## DOCUMENT SEGMENT
- Borough: Enfield
- County: Greater London
- Population: 11,907 (2021)
- Major settlements: New Southgate
- Area: 1.207 km²

Current electoral ward
- Created: 2022
- Number of members: 2
- Councillors: Laura Davenport; Madeline Church;

= New Southgate (ward) =

Electoral ward in London, England

New Southgate is an electoral ward in the London Borough of Enfield. The ward was first used in the 2022 elections and elects two councillors to Enfield London Borough Council.

== Geography ==
The ward is named after the suburb of New Southgate.

== Councillors ==

| Election | Councillors |  |  |  |
|---|---|---|---|---|
| 2022 |  | Josh Abey (Labour) |  | Nelly Gyosheva (Labour) |
| 2026 |  | Laura Davenport (Green Party) |  | Madeline Church (Green Party) |

== Elections ==
=== 2026 ===

New Southgate (2)

## PROBLEMS
1) According to the New Southgate ward article, how many councillors does the ward elect to Enfield London Borough Council?
2) Please extract the part of the New Southgate ward article from "New Southgate is" up to and including "of New Southgate.", copying it word for word.

## DATA SECTION
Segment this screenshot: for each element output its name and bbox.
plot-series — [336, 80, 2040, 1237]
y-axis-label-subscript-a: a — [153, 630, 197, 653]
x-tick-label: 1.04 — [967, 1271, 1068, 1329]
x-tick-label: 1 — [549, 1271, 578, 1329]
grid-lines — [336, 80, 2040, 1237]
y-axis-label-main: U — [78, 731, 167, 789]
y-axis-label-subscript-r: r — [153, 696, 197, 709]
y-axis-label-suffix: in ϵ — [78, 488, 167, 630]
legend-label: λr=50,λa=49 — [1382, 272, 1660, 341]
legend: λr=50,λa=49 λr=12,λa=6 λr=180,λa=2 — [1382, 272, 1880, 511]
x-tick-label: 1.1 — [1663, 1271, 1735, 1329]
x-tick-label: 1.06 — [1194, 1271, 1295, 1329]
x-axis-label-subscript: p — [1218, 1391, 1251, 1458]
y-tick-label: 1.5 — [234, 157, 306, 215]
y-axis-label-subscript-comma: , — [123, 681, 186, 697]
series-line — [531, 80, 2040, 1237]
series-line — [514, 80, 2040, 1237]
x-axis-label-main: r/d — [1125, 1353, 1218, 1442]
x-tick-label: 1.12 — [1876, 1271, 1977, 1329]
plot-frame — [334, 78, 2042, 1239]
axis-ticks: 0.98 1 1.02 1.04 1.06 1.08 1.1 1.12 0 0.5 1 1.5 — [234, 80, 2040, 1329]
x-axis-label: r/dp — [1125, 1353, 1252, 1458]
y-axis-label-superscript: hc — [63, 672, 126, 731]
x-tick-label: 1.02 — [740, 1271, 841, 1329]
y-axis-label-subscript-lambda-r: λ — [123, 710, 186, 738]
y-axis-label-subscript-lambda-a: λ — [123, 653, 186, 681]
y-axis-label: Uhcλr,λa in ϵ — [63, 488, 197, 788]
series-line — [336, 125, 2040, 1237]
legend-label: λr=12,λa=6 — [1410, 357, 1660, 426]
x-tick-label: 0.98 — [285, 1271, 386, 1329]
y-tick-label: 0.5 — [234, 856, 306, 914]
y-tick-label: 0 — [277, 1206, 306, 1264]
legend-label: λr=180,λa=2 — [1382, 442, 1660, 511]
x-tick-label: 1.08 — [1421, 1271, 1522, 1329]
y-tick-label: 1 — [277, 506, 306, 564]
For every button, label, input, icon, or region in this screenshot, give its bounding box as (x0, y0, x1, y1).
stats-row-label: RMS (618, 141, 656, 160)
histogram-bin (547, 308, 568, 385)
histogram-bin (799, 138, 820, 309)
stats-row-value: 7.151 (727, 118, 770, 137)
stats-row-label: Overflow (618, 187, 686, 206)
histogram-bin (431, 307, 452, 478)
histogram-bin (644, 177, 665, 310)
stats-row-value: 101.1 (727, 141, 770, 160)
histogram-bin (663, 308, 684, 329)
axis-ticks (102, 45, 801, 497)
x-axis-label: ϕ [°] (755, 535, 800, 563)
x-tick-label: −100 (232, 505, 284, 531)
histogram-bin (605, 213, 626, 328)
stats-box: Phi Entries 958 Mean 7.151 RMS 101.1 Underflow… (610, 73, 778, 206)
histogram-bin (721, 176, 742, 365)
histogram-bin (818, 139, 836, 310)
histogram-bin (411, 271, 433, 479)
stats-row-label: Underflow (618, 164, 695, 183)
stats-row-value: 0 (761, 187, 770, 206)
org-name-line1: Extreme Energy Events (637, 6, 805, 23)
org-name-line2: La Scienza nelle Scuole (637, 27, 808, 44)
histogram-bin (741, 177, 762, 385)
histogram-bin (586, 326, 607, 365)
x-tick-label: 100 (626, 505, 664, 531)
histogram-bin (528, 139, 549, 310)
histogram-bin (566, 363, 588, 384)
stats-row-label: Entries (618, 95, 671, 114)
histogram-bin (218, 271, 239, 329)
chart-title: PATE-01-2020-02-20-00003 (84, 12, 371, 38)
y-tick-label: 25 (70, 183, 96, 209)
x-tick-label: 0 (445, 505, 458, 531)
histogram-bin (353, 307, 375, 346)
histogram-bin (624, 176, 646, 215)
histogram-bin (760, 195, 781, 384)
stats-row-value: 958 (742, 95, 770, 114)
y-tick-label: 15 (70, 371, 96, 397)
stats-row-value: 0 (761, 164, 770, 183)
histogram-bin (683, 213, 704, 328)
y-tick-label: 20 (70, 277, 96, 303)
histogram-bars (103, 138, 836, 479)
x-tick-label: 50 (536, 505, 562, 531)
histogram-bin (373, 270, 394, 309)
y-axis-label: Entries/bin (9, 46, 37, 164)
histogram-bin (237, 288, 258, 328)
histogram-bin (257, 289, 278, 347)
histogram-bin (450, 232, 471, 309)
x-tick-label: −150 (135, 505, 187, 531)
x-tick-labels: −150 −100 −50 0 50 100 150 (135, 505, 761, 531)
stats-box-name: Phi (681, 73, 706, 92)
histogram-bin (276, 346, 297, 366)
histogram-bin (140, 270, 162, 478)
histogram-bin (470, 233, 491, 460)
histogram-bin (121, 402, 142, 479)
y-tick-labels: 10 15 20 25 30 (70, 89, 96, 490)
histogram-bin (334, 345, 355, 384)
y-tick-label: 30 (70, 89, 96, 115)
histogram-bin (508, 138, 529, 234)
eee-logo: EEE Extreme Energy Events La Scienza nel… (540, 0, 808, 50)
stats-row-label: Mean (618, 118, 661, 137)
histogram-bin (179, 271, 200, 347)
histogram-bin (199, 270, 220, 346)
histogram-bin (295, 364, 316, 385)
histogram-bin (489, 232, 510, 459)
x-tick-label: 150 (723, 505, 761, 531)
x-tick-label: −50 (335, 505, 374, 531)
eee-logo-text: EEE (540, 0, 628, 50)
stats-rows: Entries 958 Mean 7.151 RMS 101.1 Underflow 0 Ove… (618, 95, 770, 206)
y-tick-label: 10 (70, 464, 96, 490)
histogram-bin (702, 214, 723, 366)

## TASK RESPONSES
1) Two councillors.

2)
New Southgate is an electoral ward in the London Borough of Enfield. The ward was first used in the 2022 elections and elects two councillors to Enfield London Borough Council.

== Geography ==
The ward is named after the suburb of New Southgate.